> _What you are asked to do_: Lines holding the string "правде" are the ones to copy; find them all in the data.

> _Data items_:

● ● ● ●

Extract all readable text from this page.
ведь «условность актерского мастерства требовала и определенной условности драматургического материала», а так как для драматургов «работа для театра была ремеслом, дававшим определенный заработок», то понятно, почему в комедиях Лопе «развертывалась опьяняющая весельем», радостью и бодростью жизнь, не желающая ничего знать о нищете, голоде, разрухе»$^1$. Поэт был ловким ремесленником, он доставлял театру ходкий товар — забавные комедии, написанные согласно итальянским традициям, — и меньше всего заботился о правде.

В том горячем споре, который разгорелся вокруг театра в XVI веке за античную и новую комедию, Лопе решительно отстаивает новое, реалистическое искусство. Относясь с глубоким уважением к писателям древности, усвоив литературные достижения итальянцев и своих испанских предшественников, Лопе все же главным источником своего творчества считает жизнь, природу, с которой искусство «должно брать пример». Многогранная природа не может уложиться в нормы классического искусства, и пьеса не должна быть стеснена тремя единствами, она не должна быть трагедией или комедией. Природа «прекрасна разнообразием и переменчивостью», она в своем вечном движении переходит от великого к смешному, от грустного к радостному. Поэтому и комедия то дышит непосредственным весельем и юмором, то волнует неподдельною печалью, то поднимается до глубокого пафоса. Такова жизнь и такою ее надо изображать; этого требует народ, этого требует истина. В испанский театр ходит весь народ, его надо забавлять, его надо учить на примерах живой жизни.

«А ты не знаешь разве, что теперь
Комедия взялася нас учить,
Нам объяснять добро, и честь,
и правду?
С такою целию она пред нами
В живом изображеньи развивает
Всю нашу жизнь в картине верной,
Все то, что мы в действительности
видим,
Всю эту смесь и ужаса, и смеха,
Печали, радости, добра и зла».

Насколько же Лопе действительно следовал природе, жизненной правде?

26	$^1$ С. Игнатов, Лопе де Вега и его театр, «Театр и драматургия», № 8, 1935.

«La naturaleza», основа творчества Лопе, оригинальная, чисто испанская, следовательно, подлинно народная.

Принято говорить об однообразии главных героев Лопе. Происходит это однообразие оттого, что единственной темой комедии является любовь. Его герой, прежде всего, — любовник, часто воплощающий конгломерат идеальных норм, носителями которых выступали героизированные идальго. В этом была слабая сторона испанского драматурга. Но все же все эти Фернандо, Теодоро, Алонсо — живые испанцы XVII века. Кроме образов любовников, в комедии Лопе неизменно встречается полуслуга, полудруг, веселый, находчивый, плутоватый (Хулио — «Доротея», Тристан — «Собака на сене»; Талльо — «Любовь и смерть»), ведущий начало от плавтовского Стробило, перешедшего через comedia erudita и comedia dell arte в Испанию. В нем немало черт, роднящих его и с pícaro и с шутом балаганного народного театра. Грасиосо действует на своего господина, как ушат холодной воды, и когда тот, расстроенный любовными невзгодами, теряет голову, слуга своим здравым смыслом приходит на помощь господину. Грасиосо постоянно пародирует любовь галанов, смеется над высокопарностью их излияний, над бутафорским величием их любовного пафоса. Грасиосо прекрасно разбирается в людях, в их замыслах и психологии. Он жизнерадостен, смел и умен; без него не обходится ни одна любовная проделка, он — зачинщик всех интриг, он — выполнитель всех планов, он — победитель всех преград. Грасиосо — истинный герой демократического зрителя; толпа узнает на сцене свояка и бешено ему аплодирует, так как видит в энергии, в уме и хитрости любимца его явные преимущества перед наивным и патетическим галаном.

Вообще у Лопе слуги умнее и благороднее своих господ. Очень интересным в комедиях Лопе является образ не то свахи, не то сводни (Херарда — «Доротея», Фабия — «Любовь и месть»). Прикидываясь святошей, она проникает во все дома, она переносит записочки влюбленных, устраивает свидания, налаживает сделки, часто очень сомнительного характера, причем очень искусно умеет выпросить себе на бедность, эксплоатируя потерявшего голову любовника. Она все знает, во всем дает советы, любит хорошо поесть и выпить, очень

● ● ● ●

> _Result of the exercise_:
ведь «условность актерского мастерства требовала и определенной условности драматургического материала», а так как для драматургов «работа для театра была ремеслом, дававшим определенный заработок», то понятно, почему в комедиях Лопе «развертывалась опьяняющая весельем», радостью и бодростью жизнь, не желающая ничего знать о нищете, голоде, разрухе»$^1$. Поэт был ловким ремесленником, он доставлял театру ходкий товар — забавные комедии, написанные согласно итальянским традициям, — и меньше всего заботился о правде.
Насколько же Лопе действительно следовал природе, жизненной правде?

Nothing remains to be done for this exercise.